■ EXERCISE ■
Copy out every line exactly as given.

■ MATERIAL ■
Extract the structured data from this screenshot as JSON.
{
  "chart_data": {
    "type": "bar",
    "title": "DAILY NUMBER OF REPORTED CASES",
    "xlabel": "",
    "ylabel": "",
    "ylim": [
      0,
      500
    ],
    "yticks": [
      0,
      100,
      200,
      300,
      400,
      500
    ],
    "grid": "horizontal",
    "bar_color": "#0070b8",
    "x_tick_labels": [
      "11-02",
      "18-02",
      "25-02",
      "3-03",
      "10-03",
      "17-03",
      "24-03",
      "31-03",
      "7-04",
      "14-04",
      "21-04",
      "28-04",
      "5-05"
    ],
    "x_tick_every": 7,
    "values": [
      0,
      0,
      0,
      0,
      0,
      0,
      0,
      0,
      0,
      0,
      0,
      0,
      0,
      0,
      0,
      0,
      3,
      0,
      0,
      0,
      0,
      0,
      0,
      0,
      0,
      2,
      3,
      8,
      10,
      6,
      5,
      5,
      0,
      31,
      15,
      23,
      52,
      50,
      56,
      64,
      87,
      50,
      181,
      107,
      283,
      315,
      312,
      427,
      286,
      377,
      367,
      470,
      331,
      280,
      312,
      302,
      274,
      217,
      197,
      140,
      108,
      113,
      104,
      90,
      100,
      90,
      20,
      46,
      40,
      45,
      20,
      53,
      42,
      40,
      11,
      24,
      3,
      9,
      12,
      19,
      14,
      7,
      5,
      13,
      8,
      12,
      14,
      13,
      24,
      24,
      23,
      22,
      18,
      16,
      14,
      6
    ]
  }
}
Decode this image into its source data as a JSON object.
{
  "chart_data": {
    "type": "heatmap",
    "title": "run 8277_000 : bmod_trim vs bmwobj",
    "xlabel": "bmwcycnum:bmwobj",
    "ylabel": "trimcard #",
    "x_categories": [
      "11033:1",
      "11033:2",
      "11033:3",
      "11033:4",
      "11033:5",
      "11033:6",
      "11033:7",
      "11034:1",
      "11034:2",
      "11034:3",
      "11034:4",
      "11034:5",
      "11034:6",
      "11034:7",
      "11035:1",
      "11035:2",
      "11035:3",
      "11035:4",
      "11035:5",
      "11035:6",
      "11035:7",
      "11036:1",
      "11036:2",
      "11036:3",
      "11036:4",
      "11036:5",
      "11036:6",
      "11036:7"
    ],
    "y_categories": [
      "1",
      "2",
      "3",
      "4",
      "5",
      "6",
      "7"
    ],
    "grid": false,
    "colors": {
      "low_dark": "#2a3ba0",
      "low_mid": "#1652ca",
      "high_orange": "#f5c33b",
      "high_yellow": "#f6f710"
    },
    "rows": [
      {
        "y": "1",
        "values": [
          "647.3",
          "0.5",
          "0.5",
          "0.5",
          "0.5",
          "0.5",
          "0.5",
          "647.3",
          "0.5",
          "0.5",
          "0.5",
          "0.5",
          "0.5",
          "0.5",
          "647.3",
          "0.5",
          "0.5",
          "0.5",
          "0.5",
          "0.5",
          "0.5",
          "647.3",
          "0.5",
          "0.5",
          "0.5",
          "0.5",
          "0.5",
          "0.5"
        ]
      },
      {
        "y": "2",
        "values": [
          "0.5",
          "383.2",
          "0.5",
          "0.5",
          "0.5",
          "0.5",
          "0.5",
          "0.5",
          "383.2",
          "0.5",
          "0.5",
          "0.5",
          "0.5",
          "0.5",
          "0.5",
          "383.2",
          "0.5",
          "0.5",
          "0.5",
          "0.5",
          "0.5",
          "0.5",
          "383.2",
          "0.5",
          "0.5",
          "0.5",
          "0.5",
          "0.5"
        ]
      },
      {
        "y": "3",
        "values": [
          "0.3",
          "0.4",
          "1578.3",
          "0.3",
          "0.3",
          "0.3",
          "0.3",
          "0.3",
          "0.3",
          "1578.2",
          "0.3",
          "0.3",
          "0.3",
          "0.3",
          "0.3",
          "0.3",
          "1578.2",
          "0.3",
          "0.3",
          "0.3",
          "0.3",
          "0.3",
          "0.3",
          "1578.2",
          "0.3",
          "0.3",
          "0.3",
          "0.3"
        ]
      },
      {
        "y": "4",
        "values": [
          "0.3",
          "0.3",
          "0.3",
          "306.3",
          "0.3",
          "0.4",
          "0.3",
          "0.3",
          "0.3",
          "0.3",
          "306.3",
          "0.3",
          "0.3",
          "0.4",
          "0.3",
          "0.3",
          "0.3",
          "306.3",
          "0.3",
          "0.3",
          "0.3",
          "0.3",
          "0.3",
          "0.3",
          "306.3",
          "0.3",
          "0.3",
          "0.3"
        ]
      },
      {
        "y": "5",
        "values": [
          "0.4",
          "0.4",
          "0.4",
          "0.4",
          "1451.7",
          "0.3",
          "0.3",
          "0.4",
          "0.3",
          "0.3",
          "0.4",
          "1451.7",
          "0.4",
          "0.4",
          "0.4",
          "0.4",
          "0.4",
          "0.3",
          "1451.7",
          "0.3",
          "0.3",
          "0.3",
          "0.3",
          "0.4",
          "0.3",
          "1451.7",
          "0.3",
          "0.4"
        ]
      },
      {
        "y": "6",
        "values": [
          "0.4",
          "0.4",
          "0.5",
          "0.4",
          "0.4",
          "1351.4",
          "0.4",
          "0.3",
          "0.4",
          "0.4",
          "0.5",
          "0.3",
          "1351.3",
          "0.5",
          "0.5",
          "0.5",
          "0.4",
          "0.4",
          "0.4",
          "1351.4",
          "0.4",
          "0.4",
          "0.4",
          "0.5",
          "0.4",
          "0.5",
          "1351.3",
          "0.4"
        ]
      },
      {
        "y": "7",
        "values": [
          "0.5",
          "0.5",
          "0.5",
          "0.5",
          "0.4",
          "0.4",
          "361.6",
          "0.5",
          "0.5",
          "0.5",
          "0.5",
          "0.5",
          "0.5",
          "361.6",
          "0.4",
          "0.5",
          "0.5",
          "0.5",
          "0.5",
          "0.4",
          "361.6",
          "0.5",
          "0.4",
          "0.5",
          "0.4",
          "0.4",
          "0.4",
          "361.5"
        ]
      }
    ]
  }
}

■ FINISHED ANSWER ■
Extract the structured data from this screenshot as JSON.
{
  "chart_data": {
    "type": "bar",
    "title": "DAILY NUMBER OF REPORTED CASES",
    "xlabel": "",
    "ylabel": "",
    "ylim": [
      0,
      500
    ],
    "yticks": [
      0,
      100,
      200,
      300,
      400,
      500
    ],
    "grid": "horizontal",
    "bar_color": "#0070b8",
    "x_tick_labels": [
      "11-02",
      "18-02",
      "25-02",
      "3-03",
      "10-03",
      "17-03",
      "24-03",
      "31-03",
      "7-04",
      "14-04",
      "21-04",
      "28-04",
      "5-05"
    ],
    "x_tick_every": 7,
    "values": [
      0,
      0,
      0,
      0,
      0,
      0,
      0,
      0,
      0,
      0,
      0,
      0,
      0,
      0,
      0,
      0,
      3,
      0,
      0,
      0,
      0,
      0,
      0,
      0,
      0,
      2,
      3,
      8,
      10,
      6,
      5,
      5,
      0,
      31,
      15,
      23,
      52,
      50,
      56,
      64,
      87,
      50,
      181,
      107,
      283,
      315,
      312,
      427,
      286,
      377,
      367,
      470,
      331,
      280,
      312,
      302,
      274,
      217,
      197,
      140,
      108,
      113,
      104,
      90,
      100,
      90,
      20,
      46,
      40,
      45,
      20,
      53,
      42,
      40,
      11,
      24,
      3,
      9,
      12,
      19,
      14,
      7,
      5,
      13,
      8,
      12,
      14,
      13,
      24,
      24,
      23,
      22,
      18,
      16,
      14,
      6
    ]
  }
}
Decode this image into its source data as a JSON object.
{
  "chart_data": {
    "type": "heatmap",
    "title": "run 8277_000 : bmod_trim vs bmwobj",
    "xlabel": "bmwcycnum:bmwobj",
    "ylabel": "trimcard #",
    "x_categories": [
      "11033:1",
      "11033:2",
      "11033:3",
      "11033:4",
      "11033:5",
      "11033:6",
      "11033:7",
      "11034:1",
      "11034:2",
      "11034:3",
      "11034:4",
      "11034:5",
      "11034:6",
      "11034:7",
      "11035:1",
      "11035:2",
      "11035:3",
      "11035:4",
      "11035:5",
      "11035:6",
      "11035:7",
      "11036:1",
      "11036:2",
      "11036:3",
      "11036:4",
      "11036:5",
      "11036:6",
      "11036:7"
    ],
    "y_categories": [
      "1",
      "2",
      "3",
      "4",
      "5",
      "6",
      "7"
    ],
    "grid": false,
    "colors": {
      "low_dark": "#2a3ba0",
      "low_mid": "#1652ca",
      "high_orange": "#f5c33b",
      "high_yellow": "#f6f710"
    },
    "rows": [
      {
        "y": "1",
        "values": [
          "647.3",
          "0.5",
          "0.5",
          "0.5",
          "0.5",
          "0.5",
          "0.5",
          "647.3",
          "0.5",
          "0.5",
          "0.5",
          "0.5",
          "0.5",
          "0.5",
          "647.3",
          "0.5",
          "0.5",
          "0.5",
          "0.5",
          "0.5",
          "0.5",
          "647.3",
          "0.5",
          "0.5",
          "0.5",
          "0.5",
          "0.5",
          "0.5"
        ]
      },
      {
        "y": "2",
        "values": [
          "0.5",
          "383.2",
          "0.5",
          "0.5",
          "0.5",
          "0.5",
          "0.5",
          "0.5",
          "383.2",
          "0.5",
          "0.5",
          "0.5",
          "0.5",
          "0.5",
          "0.5",
          "383.2",
          "0.5",
          "0.5",
          "0.5",
          "0.5",
          "0.5",
          "0.5",
          "383.2",
          "0.5",
          "0.5",
          "0.5",
          "0.5",
          "0.5"
        ]
      },
      {
        "y": "3",
        "values": [
          "0.3",
          "0.4",
          "1578.3",
          "0.3",
          "0.3",
          "0.3",
          "0.3",
          "0.3",
          "0.3",
          "1578.2",
          "0.3",
          "0.3",
          "0.3",
          "0.3",
          "0.3",
          "0.3",
          "1578.2",
          "0.3",
          "0.3",
          "0.3",
          "0.3",
          "0.3",
          "0.3",
          "1578.2",
          "0.3",
          "0.3",
          "0.3",
          "0.3"
        ]
      },
      {
        "y": "4",
        "values": [
          "0.3",
          "0.3",
          "0.3",
          "306.3",
          "0.3",
          "0.4",
          "0.3",
          "0.3",
          "0.3",
          "0.3",
          "306.3",
          "0.3",
          "0.3",
          "0.4",
          "0.3",
          "0.3",
          "0.3",
          "306.3",
          "0.3",
          "0.3",
          "0.3",
          "0.3",
          "0.3",
          "0.3",
          "306.3",
          "0.3",
          "0.3",
          "0.3"
        ]
      },
      {
        "y": "5",
        "values": [
          "0.4",
          "0.4",
          "0.4",
          "0.4",
          "1451.7",
          "0.3",
          "0.3",
          "0.4",
          "0.3",
          "0.3",
          "0.4",
          "1451.7",
          "0.4",
          "0.4",
          "0.4",
          "0.4",
          "0.4",
          "0.3",
          "1451.7",
          "0.3",
          "0.3",
          "0.3",
          "0.3",
          "0.4",
          "0.3",
          "1451.7",
          "0.3",
          "0.4"
        ]
      },
      {
        "y": "6",
        "values": [
          "0.4",
          "0.4",
          "0.5",
          "0.4",
          "0.4",
          "1351.4",
          "0.4",
          "0.3",
          "0.4",
          "0.4",
          "0.5",
          "0.3",
          "1351.3",
          "0.5",
          "0.5",
          "0.5",
          "0.4",
          "0.4",
          "0.4",
          "1351.4",
          "0.4",
          "0.4",
          "0.4",
          "0.5",
          "0.4",
          "0.5",
          "1351.3",
          "0.4"
        ]
      },
      {
        "y": "7",
        "values": [
          "0.5",
          "0.5",
          "0.5",
          "0.5",
          "0.4",
          "0.4",
          "361.6",
          "0.5",
          "0.5",
          "0.5",
          "0.5",
          "0.5",
          "0.5",
          "361.6",
          "0.4",
          "0.5",
          "0.5",
          "0.5",
          "0.5",
          "0.4",
          "361.6",
          "0.5",
          "0.4",
          "0.5",
          "0.4",
          "0.4",
          "0.4",
          "361.5"
        ]
      }
    ]
  }
}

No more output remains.